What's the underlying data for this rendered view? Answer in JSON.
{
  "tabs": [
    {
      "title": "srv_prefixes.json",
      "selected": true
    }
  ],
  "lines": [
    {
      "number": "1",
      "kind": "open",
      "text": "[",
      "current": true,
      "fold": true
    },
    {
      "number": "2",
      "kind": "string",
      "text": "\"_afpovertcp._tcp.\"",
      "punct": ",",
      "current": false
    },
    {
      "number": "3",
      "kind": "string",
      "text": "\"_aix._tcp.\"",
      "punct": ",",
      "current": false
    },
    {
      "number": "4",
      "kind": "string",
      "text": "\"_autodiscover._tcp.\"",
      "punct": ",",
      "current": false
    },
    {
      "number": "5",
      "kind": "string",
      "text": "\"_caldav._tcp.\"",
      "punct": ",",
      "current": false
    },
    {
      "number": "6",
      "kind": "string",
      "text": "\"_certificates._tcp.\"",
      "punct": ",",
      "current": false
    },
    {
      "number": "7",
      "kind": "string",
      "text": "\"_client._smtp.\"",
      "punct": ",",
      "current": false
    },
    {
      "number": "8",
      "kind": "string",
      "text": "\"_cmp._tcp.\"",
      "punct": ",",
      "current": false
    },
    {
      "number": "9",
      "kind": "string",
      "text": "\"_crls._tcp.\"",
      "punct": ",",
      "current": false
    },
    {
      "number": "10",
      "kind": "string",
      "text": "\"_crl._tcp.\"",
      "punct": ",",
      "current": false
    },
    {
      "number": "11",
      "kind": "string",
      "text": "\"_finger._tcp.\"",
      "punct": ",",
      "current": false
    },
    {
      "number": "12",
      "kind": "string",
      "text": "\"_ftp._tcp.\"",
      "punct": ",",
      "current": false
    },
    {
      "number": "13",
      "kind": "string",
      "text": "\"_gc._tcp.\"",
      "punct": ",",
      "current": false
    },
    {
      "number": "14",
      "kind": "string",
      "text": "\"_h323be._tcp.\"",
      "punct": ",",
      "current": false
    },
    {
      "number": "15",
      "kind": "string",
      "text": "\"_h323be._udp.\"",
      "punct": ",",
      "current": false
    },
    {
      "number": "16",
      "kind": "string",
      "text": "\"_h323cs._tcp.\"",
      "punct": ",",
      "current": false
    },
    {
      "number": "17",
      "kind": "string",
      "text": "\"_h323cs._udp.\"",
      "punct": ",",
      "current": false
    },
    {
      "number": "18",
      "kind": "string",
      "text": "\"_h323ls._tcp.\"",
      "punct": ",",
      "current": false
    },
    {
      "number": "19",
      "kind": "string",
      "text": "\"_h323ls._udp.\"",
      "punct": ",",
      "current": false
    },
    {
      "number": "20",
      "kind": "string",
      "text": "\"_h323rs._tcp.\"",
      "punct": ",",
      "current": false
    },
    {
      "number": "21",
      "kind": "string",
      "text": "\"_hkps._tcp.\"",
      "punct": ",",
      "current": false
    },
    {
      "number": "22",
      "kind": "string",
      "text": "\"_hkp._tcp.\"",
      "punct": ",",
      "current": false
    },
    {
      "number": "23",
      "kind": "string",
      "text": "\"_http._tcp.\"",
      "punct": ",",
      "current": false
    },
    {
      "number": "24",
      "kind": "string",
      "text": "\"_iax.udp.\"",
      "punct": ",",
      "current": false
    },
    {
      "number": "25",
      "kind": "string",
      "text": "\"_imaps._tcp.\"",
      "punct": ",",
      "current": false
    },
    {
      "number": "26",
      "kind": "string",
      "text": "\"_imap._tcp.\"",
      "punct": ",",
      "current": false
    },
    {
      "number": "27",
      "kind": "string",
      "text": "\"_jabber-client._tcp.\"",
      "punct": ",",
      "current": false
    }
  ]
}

#####

## TASK STATEMENT:
Set down the listing in full, keeping every word exactly as it is.

## CORRECT ANSWER:
What's the underlying data for this rendered view? Answer in JSON.
{
  "tabs": [
    {
      "title": "srv_prefixes.json",
      "selected": true
    }
  ],
  "lines": [
    {
      "number": "1",
      "kind": "open",
      "text": "[",
      "current": true,
      "fold": true
    },
    {
      "number": "2",
      "kind": "string",
      "text": "\"_afpovertcp._tcp.\"",
      "punct": ",",
      "current": false
    },
    {
      "number": "3",
      "kind": "string",
      "text": "\"_aix._tcp.\"",
      "punct": ",",
      "current": false
    },
    {
      "number": "4",
      "kind": "string",
      "text": "\"_autodiscover._tcp.\"",
      "punct": ",",
      "current": false
    },
    {
      "number": "5",
      "kind": "string",
      "text": "\"_caldav._tcp.\"",
      "punct": ",",
      "current": false
    },
    {
      "number": "6",
      "kind": "string",
      "text": "\"_certificates._tcp.\"",
      "punct": ",",
      "current": false
    },
    {
      "number": "7",
      "kind": "string",
      "text": "\"_client._smtp.\"",
      "punct": ",",
      "current": false
    },
    {
      "number": "8",
      "kind": "string",
      "text": "\"_cmp._tcp.\"",
      "punct": ",",
      "current": false
    },
    {
      "number": "9",
      "kind": "string",
      "text": "\"_crls._tcp.\"",
      "punct": ",",
      "current": false
    },
    {
      "number": "10",
      "kind": "string",
      "text": "\"_crl._tcp.\"",
      "punct": ",",
      "current": false
    },
    {
      "number": "11",
      "kind": "string",
      "text": "\"_finger._tcp.\"",
      "punct": ",",
      "current": false
    },
    {
      "number": "12",
      "kind": "string",
      "text": "\"_ftp._tcp.\"",
      "punct": ",",
      "current": false
    },
    {
      "number": "13",
      "kind": "string",
      "text": "\"_gc._tcp.\"",
      "punct": ",",
      "current": false
    },
    {
      "number": "14",
      "kind": "string",
      "text": "\"_h323be._tcp.\"",
      "punct": ",",
      "current": false
    },
    {
      "number": "15",
      "kind": "string",
      "text": "\"_h323be._udp.\"",
      "punct": ",",
      "current": false
    },
    {
      "number": "16",
      "kind": "string",
      "text": "\"_h323cs._tcp.\"",
      "punct": ",",
      "current": false
    },
    {
      "number": "17",
      "kind": "string",
      "text": "\"_h323cs._udp.\"",
      "punct": ",",
      "current": false
    },
    {
      "number": "18",
      "kind": "string",
      "text": "\"_h323ls._tcp.\"",
      "punct": ",",
      "current": false
    },
    {
      "number": "19",
      "kind": "string",
      "text": "\"_h323ls._udp.\"",
      "punct": ",",
      "current": false
    },
    {
      "number": "20",
      "kind": "string",
      "text": "\"_h323rs._tcp.\"",
      "punct": ",",
      "current": false
    },
    {
      "number": "21",
      "kind": "string",
      "text": "\"_hkps._tcp.\"",
      "punct": ",",
      "current": false
    },
    {
      "number": "22",
      "kind": "string",
      "text": "\"_hkp._tcp.\"",
      "punct": ",",
      "current": false
    },
    {
      "number": "23",
      "kind": "string",
      "text": "\"_http._tcp.\"",
      "punct": ",",
      "current": false
    },
    {
      "number": "24",
      "kind": "string",
      "text": "\"_iax.udp.\"",
      "punct": ",",
      "current": false
    },
    {
      "number": "25",
      "kind": "string",
      "text": "\"_imaps._tcp.\"",
      "punct": ",",
      "current": false
    },
    {
      "number": "26",
      "kind": "string",
      "text": "\"_imap._tcp.\"",
      "punct": ",",
      "current": false
    },
    {
      "number": "27",
      "kind": "string",
      "text": "\"_jabber-client._tcp.\"",
      "punct": ",",
      "current": false
    }
  ]
}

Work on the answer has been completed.